[Chart and figure data]
-----

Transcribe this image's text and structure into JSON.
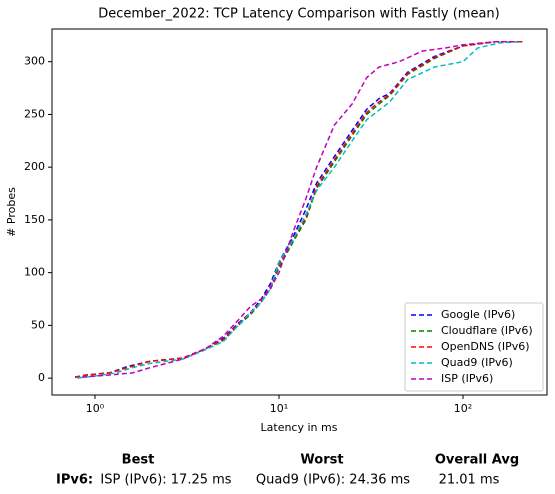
{
  "chart_data": {
    "type": "line",
    "title": "December_2022: TCP Latency Comparison with Fastly (mean)",
    "xlabel": "Latency in ms",
    "ylabel": "# Probes",
    "xscale": "log",
    "xlim": [
      0.584,
      286
    ],
    "ylim": [
      -16,
      331
    ],
    "xticks": [
      {
        "value": 1,
        "label": "10⁰"
      },
      {
        "value": 10,
        "label": "10¹"
      },
      {
        "value": 100,
        "label": "10²"
      }
    ],
    "yticks": [
      0,
      50,
      100,
      150,
      200,
      250,
      300
    ],
    "legend": "lower right",
    "series": [
      {
        "name": "Google (IPv6)",
        "color": "#0000ff",
        "x": [
          0.78,
          0.9,
          1.2,
          1.5,
          2,
          3,
          4,
          5,
          6,
          7,
          8,
          9,
          10,
          12,
          14,
          16,
          20,
          25,
          30,
          35,
          40,
          50,
          70,
          100,
          150,
          210
        ],
        "values": [
          1,
          3,
          5,
          11,
          16,
          19,
          28,
          38,
          52,
          62,
          75,
          90,
          110,
          135,
          160,
          185,
          210,
          235,
          255,
          265,
          270,
          290,
          305,
          315,
          319,
          319
        ]
      },
      {
        "name": "Cloudflare (IPv6)",
        "color": "#008000",
        "x": [
          0.78,
          0.9,
          1.2,
          1.5,
          2,
          3,
          4,
          5,
          6,
          7,
          8,
          9,
          10,
          12,
          14,
          16,
          20,
          25,
          30,
          35,
          40,
          50,
          70,
          100,
          150,
          210
        ],
        "values": [
          1,
          3,
          5,
          10,
          16,
          19,
          28,
          36,
          50,
          60,
          72,
          85,
          105,
          130,
          150,
          180,
          205,
          230,
          250,
          260,
          268,
          288,
          303,
          315,
          319,
          319
        ]
      },
      {
        "name": "OpenDNS (IPv6)",
        "color": "#ff0000",
        "x": [
          0.78,
          0.9,
          1.2,
          1.5,
          2,
          3,
          4,
          5,
          6,
          7,
          8,
          9,
          10,
          12,
          14,
          16,
          20,
          25,
          30,
          35,
          40,
          50,
          70,
          100,
          150,
          210
        ],
        "values": [
          1,
          3,
          5,
          10,
          16,
          19,
          28,
          37,
          51,
          61,
          73,
          87,
          108,
          132,
          152,
          182,
          207,
          232,
          252,
          262,
          269,
          289,
          304,
          315,
          319,
          319
        ]
      },
      {
        "name": "Quad9 (IPv6)",
        "color": "#00bfbf",
        "x": [
          0.8,
          1,
          1.3,
          1.6,
          2,
          3,
          4,
          5,
          6,
          7,
          8,
          9,
          10,
          12,
          14,
          16,
          20,
          25,
          30,
          40,
          50,
          70,
          100,
          120,
          160,
          210
        ],
        "values": [
          0,
          2,
          5,
          10,
          14,
          18,
          27,
          35,
          50,
          62,
          72,
          85,
          110,
          132,
          155,
          178,
          200,
          225,
          245,
          262,
          283,
          295,
          300,
          313,
          318,
          319
        ]
      },
      {
        "name": "ISP (IPv6)",
        "color": "#bf00bf",
        "x": [
          0.85,
          1.2,
          1.6,
          2,
          3,
          4,
          5,
          6,
          7,
          8,
          9,
          10,
          12,
          14,
          16,
          20,
          25,
          30,
          35,
          45,
          60,
          80,
          100,
          150,
          200
        ],
        "values": [
          1,
          3,
          5,
          10,
          18,
          28,
          40,
          55,
          68,
          75,
          85,
          100,
          140,
          170,
          200,
          240,
          260,
          285,
          295,
          300,
          310,
          313,
          316,
          319,
          319
        ]
      }
    ]
  },
  "table": {
    "headers": [
      "Best",
      "Worst",
      "Overall Avg"
    ],
    "rows": [
      {
        "label": "IPv6:",
        "cells": [
          "ISP (IPv6): 17.25 ms",
          "Quad9 (IPv6): 24.36 ms",
          "21.01 ms"
        ]
      }
    ]
  }
}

-----

> **What this task involves**: Provide only the number of lines in the records containing the string "Latency".

> **Answer to this problem**: 2